▶ **Provided material**:
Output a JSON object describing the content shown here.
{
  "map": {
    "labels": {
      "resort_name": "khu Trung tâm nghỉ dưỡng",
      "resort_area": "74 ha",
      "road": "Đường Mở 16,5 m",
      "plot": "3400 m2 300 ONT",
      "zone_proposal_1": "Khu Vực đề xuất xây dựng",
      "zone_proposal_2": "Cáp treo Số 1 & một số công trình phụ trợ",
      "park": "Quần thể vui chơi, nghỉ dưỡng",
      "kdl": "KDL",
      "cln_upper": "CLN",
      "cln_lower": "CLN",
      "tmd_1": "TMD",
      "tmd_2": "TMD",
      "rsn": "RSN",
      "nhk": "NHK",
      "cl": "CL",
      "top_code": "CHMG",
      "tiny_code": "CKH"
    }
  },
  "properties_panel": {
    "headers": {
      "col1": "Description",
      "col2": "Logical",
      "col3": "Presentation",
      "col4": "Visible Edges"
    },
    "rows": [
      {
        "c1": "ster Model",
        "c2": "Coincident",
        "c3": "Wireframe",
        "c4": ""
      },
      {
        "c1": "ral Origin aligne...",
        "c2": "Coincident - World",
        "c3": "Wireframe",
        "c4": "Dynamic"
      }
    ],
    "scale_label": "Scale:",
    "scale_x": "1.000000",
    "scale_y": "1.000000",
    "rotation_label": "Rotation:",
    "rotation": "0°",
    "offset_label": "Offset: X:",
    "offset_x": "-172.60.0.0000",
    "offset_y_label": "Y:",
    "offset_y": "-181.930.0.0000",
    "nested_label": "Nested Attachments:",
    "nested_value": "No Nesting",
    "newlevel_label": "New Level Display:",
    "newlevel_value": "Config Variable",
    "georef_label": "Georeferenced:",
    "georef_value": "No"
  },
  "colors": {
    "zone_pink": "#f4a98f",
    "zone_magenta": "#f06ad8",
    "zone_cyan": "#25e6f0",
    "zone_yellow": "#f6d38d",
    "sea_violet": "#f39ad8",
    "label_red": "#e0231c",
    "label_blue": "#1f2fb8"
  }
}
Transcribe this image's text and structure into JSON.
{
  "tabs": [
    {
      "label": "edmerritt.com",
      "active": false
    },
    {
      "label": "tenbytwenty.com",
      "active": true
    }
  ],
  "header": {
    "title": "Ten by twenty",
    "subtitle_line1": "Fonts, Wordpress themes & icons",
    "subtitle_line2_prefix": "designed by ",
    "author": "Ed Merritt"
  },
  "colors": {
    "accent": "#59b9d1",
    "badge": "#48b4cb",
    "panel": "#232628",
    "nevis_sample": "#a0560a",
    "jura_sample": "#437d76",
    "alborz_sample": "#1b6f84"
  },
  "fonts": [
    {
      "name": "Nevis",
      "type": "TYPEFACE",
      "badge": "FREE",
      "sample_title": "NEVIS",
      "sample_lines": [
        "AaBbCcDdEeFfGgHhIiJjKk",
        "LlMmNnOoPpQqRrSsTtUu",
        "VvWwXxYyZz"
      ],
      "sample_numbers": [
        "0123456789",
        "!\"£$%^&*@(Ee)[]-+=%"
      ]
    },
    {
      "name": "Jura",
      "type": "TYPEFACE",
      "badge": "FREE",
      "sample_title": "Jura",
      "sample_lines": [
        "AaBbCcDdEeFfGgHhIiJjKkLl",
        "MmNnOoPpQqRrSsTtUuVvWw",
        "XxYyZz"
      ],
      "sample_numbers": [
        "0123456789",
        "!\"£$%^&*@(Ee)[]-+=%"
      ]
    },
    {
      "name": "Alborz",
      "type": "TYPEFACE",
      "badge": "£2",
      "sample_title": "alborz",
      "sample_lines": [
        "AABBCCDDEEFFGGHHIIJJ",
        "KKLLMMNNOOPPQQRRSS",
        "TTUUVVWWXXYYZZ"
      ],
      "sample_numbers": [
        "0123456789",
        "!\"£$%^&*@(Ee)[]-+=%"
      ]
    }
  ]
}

▶ **Task goal**: Your task is to reproduce all of the records exactly.

▶ **Full output**:
Output a JSON object describing the content shown here.
{
  "map": {
    "labels": {
      "resort_name": "khu Trung tâm nghỉ dưỡng",
      "resort_area": "74 ha",
      "road": "Đường Mở 16,5 m",
      "plot": "3400 m2 300 ONT",
      "zone_proposal_1": "Khu Vực đề xuất xây dựng",
      "zone_proposal_2": "Cáp treo Số 1 & một số công trình phụ trợ",
      "park": "Quần thể vui chơi, nghỉ dưỡng",
      "kdl": "KDL",
      "cln_upper": "CLN",
      "cln_lower": "CLN",
      "tmd_1": "TMD",
      "tmd_2": "TMD",
      "rsn": "RSN",
      "nhk": "NHK",
      "cl": "CL",
      "top_code": "CHMG",
      "tiny_code": "CKH"
    }
  },
  "properties_panel": {
    "headers": {
      "col1": "Description",
      "col2": "Logical",
      "col3": "Presentation",
      "col4": "Visible Edges"
    },
    "rows": [
      {
        "c1": "ster Model",
        "c2": "Coincident",
        "c3": "Wireframe",
        "c4": ""
      },
      {
        "c1": "ral Origin aligne...",
        "c2": "Coincident - World",
        "c3": "Wireframe",
        "c4": "Dynamic"
      }
    ],
    "scale_label": "Scale:",
    "scale_x": "1.000000",
    "scale_y": "1.000000",
    "rotation_label": "Rotation:",
    "rotation": "0°",
    "offset_label": "Offset: X:",
    "offset_x": "-172.60.0.0000",
    "offset_y_label": "Y:",
    "offset_y": "-181.930.0.0000",
    "nested_label": "Nested Attachments:",
    "nested_value": "No Nesting",
    "newlevel_label": "New Level Display:",
    "newlevel_value": "Config Variable",
    "georef_label": "Georeferenced:",
    "georef_value": "No"
  },
  "colors": {
    "zone_pink": "#f4a98f",
    "zone_magenta": "#f06ad8",
    "zone_cyan": "#25e6f0",
    "zone_yellow": "#f6d38d",
    "sea_violet": "#f39ad8",
    "label_red": "#e0231c",
    "label_blue": "#1f2fb8"
  }
}
Transcribe this image's text and structure into JSON.
{
  "tabs": [
    {
      "label": "edmerritt.com",
      "active": false
    },
    {
      "label": "tenbytwenty.com",
      "active": true
    }
  ],
  "header": {
    "title": "Ten by twenty",
    "subtitle_line1": "Fonts, Wordpress themes & icons",
    "subtitle_line2_prefix": "designed by ",
    "author": "Ed Merritt"
  },
  "colors": {
    "accent": "#59b9d1",
    "badge": "#48b4cb",
    "panel": "#232628",
    "nevis_sample": "#a0560a",
    "jura_sample": "#437d76",
    "alborz_sample": "#1b6f84"
  },
  "fonts": [
    {
      "name": "Nevis",
      "type": "TYPEFACE",
      "badge": "FREE",
      "sample_title": "NEVIS",
      "sample_lines": [
        "AaBbCcDdEeFfGgHhIiJjKk",
        "LlMmNnOoPpQqRrSsTtUu",
        "VvWwXxYyZz"
      ],
      "sample_numbers": [
        "0123456789",
        "!\"£$%^&*@(Ee)[]-+=%"
      ]
    },
    {
      "name": "Jura",
      "type": "TYPEFACE",
      "badge": "FREE",
      "sample_title": "Jura",
      "sample_lines": [
        "AaBbCcDdEeFfGgHhIiJjKkLl",
        "MmNnOoPpQqRrSsTtUuVvWw",
        "XxYyZz"
      ],
      "sample_numbers": [
        "0123456789",
        "!\"£$%^&*@(Ee)[]-+=%"
      ]
    },
    {
      "name": "Alborz",
      "type": "TYPEFACE",
      "badge": "£2",
      "sample_title": "alborz",
      "sample_lines": [
        "AABBCCDDEEFFGGHHIIJJ",
        "KKLLMMNNOOPPQQRRSS",
        "TTUUVVWWXXYYZZ"
      ],
      "sample_numbers": [
        "0123456789",
        "!\"£$%^&*@(Ee)[]-+=%"
      ]
    }
  ]
}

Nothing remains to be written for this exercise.